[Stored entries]
------
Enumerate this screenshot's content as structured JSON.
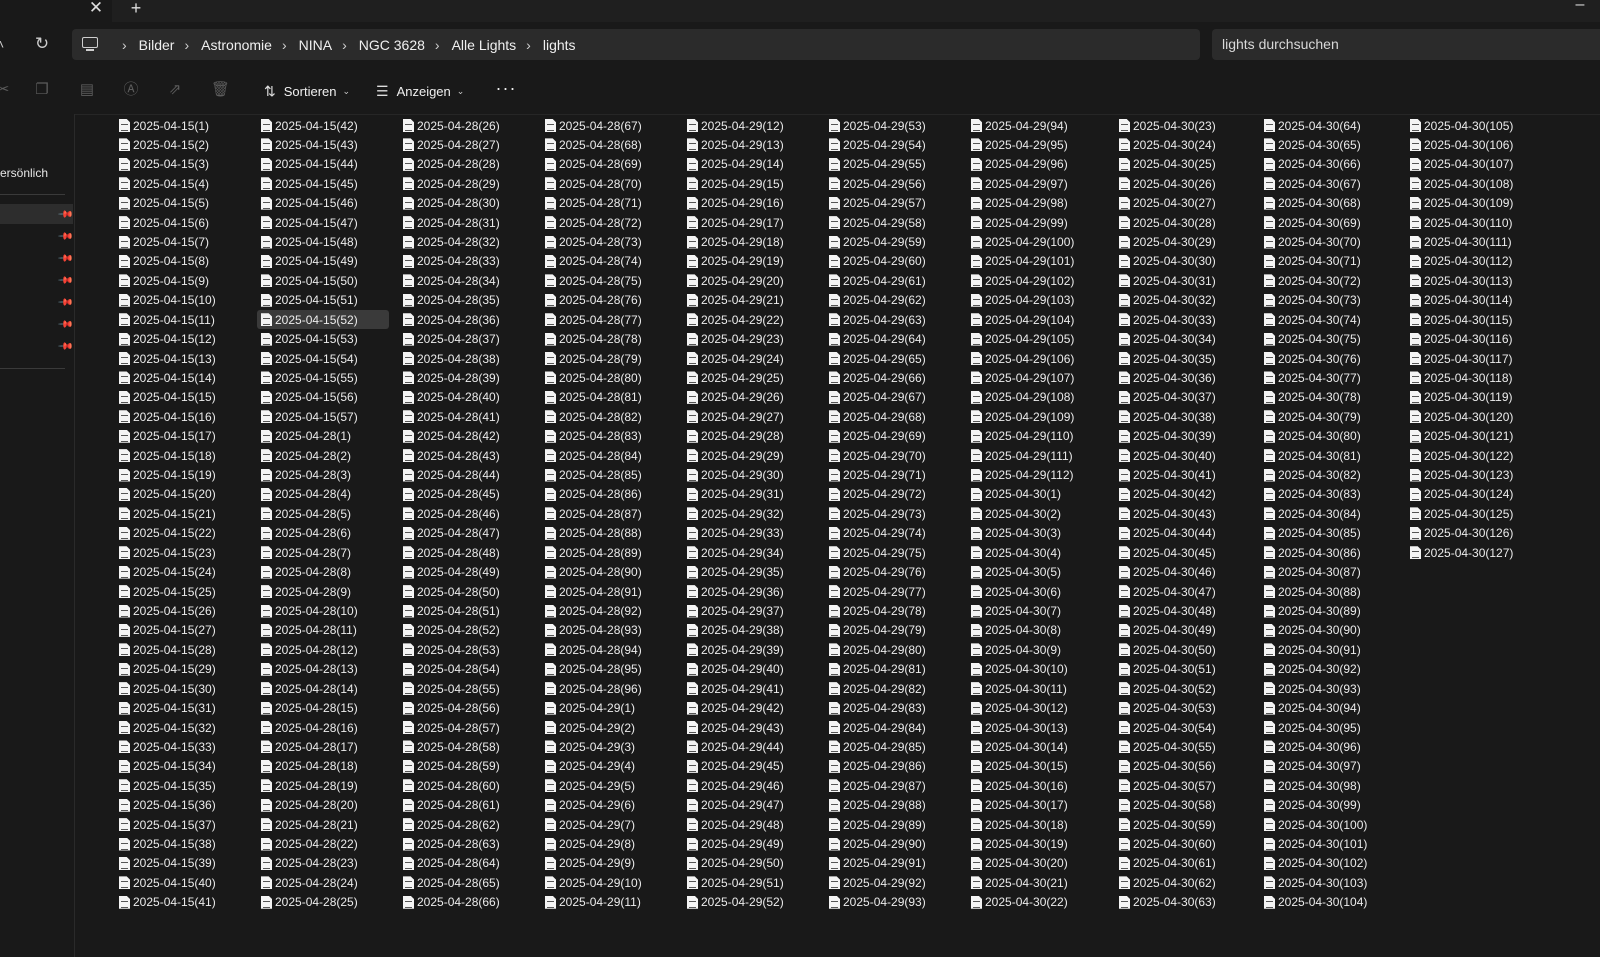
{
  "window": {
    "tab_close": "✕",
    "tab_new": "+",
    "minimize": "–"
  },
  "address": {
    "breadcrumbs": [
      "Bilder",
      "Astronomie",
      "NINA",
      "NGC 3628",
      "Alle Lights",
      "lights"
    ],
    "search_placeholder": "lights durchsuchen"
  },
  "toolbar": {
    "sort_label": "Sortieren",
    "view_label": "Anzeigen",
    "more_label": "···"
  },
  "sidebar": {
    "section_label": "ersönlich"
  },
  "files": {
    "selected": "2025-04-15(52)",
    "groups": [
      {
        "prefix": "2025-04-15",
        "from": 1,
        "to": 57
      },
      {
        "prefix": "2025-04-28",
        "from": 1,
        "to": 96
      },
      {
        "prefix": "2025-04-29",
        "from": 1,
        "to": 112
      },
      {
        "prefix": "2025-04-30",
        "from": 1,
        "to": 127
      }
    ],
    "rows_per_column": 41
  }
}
------
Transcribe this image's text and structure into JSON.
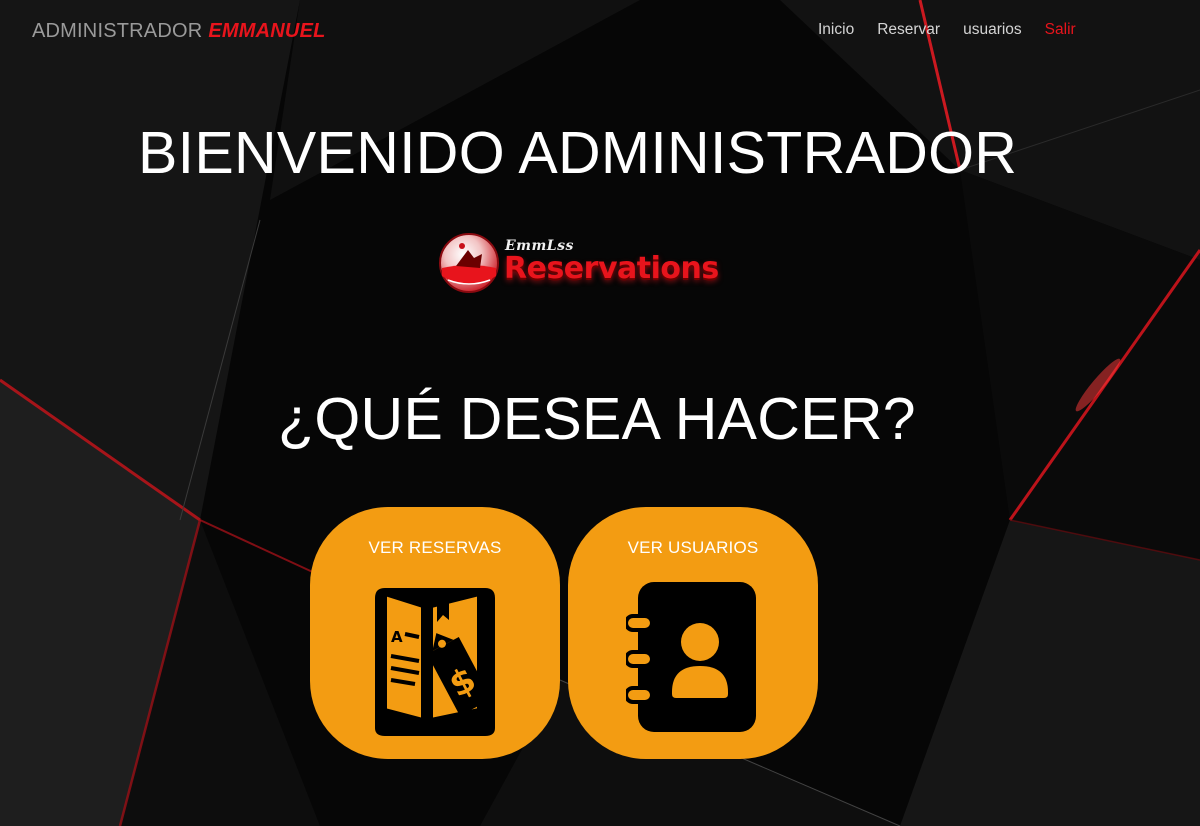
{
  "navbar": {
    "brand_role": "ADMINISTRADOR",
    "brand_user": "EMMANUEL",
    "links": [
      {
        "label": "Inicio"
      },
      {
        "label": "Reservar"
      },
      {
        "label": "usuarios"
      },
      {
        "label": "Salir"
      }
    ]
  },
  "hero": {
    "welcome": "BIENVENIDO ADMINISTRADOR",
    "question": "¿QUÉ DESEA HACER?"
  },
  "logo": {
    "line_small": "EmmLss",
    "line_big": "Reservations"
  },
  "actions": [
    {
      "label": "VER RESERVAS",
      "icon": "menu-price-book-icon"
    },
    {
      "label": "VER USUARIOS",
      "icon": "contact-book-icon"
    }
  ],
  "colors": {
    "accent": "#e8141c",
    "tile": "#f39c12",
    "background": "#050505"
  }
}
------
▶ [Requirements]: Look over the records above and copy each line that includes the string "book".

▶ [Response to this task]:
      "icon": "menu-price-book-icon"
      "icon": "contact-book-icon"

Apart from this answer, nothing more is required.